§ TASK REQUIREMENTS: Report back each line of the records that contains the string "America".

Figure collection entries:
========================

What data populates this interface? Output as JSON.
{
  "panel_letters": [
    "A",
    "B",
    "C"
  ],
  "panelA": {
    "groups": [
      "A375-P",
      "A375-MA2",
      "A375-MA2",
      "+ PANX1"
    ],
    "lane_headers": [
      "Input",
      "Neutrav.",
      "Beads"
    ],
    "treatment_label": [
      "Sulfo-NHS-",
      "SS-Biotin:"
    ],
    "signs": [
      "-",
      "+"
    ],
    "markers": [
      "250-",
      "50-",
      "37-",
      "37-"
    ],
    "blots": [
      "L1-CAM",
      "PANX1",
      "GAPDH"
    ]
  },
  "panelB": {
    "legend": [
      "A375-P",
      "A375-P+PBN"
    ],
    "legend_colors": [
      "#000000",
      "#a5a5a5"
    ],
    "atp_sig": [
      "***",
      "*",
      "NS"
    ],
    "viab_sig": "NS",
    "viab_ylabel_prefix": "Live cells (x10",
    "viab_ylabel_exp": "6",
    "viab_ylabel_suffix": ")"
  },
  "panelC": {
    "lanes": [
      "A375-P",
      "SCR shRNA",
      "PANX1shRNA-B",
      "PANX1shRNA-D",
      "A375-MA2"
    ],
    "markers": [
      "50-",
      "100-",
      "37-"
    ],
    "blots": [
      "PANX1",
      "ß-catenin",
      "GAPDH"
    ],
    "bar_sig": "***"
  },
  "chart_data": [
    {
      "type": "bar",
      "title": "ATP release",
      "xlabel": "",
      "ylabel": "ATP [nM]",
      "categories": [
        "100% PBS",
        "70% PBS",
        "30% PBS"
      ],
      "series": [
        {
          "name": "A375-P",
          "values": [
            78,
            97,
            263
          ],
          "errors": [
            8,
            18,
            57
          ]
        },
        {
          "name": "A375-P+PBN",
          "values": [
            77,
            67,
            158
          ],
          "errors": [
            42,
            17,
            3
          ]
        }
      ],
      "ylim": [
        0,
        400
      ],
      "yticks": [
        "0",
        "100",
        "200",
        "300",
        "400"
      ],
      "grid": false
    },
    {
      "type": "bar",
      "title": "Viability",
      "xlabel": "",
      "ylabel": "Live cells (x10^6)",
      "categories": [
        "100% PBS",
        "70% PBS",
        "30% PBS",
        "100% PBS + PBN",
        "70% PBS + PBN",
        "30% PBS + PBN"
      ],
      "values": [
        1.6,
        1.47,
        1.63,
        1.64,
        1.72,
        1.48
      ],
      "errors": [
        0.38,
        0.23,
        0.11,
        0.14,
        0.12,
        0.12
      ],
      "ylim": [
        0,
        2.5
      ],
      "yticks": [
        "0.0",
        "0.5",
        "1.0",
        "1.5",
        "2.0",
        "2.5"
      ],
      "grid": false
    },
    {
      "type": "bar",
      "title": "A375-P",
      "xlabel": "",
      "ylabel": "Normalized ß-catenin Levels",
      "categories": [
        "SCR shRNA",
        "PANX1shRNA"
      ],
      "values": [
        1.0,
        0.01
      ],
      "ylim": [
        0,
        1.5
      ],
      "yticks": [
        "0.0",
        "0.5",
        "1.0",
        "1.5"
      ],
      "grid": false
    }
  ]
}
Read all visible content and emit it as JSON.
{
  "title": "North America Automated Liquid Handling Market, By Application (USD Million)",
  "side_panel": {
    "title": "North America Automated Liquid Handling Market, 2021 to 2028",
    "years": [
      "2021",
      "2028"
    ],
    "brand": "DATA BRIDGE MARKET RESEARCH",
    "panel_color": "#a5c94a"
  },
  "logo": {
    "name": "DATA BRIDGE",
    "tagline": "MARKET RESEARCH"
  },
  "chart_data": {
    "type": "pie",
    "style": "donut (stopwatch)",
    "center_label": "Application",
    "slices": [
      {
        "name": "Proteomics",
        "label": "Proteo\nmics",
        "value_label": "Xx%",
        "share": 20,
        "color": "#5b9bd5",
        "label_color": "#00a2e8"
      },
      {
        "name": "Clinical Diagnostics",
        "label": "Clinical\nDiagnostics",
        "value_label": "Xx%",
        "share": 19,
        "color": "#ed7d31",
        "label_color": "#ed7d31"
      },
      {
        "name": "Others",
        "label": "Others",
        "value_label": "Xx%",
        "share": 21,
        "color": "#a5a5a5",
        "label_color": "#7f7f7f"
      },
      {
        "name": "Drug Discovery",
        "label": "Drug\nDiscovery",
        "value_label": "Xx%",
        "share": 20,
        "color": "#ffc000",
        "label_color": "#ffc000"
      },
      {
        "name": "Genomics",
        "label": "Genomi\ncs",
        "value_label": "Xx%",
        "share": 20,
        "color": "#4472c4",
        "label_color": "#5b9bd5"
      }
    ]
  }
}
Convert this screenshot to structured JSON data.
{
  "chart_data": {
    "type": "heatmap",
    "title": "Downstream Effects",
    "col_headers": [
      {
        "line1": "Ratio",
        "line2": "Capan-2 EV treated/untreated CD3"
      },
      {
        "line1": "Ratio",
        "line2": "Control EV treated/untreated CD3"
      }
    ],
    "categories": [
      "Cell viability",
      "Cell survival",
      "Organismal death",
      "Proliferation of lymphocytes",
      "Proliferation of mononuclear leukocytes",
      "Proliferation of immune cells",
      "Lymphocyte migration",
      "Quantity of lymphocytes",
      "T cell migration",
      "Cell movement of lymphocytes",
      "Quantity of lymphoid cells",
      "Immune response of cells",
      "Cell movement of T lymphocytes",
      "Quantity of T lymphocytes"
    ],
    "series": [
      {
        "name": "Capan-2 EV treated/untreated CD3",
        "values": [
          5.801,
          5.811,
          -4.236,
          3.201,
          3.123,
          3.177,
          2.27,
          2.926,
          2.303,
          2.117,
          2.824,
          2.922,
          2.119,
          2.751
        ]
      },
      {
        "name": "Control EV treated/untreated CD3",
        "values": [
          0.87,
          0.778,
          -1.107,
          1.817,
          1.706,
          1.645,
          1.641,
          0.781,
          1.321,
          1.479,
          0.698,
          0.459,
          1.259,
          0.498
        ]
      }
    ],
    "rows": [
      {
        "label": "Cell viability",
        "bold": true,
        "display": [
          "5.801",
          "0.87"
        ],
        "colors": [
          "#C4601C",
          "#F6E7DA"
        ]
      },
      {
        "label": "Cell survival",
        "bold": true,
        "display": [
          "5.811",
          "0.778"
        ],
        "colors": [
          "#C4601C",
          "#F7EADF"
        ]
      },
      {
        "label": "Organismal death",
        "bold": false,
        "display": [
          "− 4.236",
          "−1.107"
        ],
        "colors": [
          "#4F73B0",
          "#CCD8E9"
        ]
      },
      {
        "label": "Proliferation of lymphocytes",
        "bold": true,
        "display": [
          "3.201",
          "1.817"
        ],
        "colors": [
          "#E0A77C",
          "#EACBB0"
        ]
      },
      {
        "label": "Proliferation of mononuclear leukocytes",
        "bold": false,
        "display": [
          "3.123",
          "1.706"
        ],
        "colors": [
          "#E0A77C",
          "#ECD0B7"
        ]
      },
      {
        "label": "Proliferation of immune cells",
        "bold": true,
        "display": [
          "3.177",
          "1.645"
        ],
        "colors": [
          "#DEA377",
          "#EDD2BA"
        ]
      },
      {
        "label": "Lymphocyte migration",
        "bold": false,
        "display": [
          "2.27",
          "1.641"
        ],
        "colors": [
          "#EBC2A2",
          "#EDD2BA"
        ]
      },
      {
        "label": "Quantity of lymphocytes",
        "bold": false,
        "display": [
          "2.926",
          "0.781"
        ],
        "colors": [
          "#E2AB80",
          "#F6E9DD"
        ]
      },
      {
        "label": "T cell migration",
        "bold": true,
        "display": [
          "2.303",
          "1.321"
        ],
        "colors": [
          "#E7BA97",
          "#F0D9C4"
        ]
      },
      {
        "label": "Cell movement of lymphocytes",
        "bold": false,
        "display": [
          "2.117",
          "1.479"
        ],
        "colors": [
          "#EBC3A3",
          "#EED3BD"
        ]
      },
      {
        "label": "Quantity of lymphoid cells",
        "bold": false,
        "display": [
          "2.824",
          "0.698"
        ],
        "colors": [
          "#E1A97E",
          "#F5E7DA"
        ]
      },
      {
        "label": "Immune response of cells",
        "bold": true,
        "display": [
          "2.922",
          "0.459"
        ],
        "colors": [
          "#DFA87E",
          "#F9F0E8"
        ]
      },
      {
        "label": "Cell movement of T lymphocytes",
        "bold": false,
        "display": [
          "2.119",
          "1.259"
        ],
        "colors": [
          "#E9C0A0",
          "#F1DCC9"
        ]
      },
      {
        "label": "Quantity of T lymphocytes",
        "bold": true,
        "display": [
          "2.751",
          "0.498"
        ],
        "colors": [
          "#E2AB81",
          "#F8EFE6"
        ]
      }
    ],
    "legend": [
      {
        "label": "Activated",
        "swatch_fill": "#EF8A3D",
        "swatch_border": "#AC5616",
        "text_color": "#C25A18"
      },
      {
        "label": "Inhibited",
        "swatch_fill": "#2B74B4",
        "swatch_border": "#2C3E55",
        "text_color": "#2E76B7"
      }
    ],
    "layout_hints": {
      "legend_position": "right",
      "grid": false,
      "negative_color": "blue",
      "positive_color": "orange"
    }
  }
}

========================

§ WRITTEN SOLUTION:
  "title": "North America Automated Liquid Handling Market, By Application (USD Million)",
    "title": "North America Automated Liquid Handling Market, 2021 to 2028",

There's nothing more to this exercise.